Beleihungswertermittlungsverordnung (BelWertV) Wann ist die BelWertV anzuwenden?

Bei der Ermittlung der Beleihungswerte nach § 16 Abs. 1 und 2 des Pfandbriefgesetzes und bei der Erhebung der für die Wertermittlung erforderlichen Daten sind die Vorschriften der BelWertV anzuwenden. Gegenstand der Beleihungswertermittlung ist das Grundstück oder das grundstücksgleiche Recht, das mit dem Grundpfandrecht belastet ist oder belastet werden soll.

Der Wert, der der Beleihung zugrunde gelegt wird (Beleihungswert), ist der Wert der Immobilie, der erfahrungsgemäß unabhängig von vorübergehenden, etwa konjunkturell bedingten Wertschwankungen am maßgeblichen Grundstücksmarkt und unter Ausschaltung von spekulativen Elementen während der gesamten Dauer der Beleihung bei einer Veräußerung voraussichtlich erzielt werden kann. Zur Ermittlung des Beleihungswerts ist die zukünftige Verkäuflichkeit der Immobilie unter Berücksichtigung der langfristigen, nachhaltigen Merkmale des Objekts, der normalen regionalen Marktgegebenheiten sowie der derzeitigen und möglichen anderweitigen Nutzungen im Rahmen einer vorsichtigen Bewertung zugrunde zu legen.

****************

### Arbeitsauftrag
Ändern Sie im Text zur BelWertV den Teil, der mit den Worten „Der Wert, der“ beginnt und mit „zugrunde zu legen.“ endet, indem Sie „Immobilie“ durch „Liegenschaft“ ersetzen. Geben Sie diesen Teil anschließend vollständig wieder.

****************

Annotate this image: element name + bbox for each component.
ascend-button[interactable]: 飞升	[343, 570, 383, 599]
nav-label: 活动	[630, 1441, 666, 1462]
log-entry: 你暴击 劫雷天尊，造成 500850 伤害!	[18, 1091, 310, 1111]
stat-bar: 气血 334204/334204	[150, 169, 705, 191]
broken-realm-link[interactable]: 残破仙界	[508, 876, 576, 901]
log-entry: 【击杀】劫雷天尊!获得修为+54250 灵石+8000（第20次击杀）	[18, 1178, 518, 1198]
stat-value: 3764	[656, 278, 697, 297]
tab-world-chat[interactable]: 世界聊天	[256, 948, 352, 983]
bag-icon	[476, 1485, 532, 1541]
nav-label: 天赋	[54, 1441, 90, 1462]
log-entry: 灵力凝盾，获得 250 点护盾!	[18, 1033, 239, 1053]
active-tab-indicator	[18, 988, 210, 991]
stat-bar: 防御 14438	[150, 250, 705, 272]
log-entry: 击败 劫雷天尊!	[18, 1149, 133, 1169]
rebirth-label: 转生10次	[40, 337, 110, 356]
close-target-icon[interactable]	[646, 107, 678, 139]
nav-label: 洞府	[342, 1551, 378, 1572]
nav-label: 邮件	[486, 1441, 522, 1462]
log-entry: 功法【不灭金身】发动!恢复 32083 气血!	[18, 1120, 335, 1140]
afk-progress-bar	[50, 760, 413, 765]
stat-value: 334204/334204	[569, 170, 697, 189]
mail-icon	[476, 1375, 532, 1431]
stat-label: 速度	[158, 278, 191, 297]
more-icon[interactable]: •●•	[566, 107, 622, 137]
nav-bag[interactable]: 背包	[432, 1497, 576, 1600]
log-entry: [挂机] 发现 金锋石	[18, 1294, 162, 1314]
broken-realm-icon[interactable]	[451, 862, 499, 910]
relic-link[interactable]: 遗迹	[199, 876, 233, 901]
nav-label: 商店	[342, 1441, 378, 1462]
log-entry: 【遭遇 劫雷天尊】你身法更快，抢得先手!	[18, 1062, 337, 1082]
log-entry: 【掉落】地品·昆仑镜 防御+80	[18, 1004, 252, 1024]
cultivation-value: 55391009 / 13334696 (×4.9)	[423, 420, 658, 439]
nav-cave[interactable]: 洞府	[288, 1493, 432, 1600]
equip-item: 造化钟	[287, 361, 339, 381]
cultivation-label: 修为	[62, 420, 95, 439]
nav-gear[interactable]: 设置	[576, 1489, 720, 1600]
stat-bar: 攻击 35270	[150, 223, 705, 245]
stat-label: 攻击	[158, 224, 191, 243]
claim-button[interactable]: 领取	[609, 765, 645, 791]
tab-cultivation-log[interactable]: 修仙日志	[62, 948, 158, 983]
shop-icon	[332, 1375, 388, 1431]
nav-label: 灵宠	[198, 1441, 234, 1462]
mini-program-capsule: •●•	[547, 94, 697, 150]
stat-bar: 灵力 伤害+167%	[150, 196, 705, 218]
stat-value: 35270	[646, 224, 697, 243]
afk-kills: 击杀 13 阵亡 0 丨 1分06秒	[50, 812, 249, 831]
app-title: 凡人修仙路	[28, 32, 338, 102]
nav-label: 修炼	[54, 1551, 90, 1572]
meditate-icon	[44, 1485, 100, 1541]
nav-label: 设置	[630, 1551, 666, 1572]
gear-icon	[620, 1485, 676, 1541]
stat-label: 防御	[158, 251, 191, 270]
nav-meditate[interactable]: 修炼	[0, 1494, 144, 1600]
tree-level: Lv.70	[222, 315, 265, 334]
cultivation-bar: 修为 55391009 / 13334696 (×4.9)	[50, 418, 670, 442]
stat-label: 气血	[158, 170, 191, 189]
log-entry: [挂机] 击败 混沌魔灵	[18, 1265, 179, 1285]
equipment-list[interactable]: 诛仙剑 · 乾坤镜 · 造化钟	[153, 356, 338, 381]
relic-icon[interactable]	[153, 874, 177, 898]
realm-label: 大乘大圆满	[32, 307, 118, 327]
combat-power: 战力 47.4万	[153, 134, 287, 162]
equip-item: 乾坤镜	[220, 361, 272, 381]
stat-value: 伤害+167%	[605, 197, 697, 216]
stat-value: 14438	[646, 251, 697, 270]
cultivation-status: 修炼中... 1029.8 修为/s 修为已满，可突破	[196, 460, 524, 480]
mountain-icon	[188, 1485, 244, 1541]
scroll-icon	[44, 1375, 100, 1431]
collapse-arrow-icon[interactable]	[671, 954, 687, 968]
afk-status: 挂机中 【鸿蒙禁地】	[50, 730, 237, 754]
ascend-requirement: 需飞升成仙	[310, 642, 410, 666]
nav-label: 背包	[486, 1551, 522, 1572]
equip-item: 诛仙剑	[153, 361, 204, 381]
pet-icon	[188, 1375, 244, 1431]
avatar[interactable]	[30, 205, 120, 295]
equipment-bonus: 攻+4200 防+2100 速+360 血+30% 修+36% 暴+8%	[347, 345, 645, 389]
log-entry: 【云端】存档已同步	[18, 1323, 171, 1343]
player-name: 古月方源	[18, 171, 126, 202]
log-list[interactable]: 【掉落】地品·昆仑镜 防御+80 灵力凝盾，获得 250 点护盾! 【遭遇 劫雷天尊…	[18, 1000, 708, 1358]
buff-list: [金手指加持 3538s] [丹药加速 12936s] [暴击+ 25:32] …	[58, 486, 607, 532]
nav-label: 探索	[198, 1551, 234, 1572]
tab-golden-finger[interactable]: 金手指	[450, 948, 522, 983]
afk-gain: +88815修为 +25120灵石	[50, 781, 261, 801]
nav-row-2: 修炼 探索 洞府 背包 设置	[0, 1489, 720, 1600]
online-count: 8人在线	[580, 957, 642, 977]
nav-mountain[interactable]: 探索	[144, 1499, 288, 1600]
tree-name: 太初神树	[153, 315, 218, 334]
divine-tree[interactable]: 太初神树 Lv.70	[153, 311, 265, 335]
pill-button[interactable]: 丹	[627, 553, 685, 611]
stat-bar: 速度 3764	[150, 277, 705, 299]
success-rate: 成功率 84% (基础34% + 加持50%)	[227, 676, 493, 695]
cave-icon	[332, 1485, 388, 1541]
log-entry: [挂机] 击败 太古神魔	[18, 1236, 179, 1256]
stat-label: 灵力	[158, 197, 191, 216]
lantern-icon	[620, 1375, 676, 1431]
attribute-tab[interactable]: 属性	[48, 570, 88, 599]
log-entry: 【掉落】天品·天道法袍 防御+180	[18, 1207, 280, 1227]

****************

### Lösung
Der Wert, der der Beleihung zugrunde gelegt wird (Beleihungswert), ist der Wert der Liegenschaft, der erfahrungsgemäß unabhängig von vorübergehenden, etwa konjunkturell bedingten Wertschwankungen am maßgeblichen Grundstücksmarkt und unter Ausschaltung von spekulativen Elementen während der gesamten Dauer der Beleihung bei einer Veräußerung voraussichtlich erzielt werden kann. Zur Ermittlung des Beleihungswerts ist die zukünftige Verkäuflichkeit der Liegenschaft unter Berücksichtigung der langfristigen, nachhaltigen Merkmale des Objekts, der normalen regionalen Marktgegebenheiten sowie der derzeitigen und möglichen anderweitigen Nutzungen im Rahmen einer vorsichtigen Bewertung zugrunde zu legen.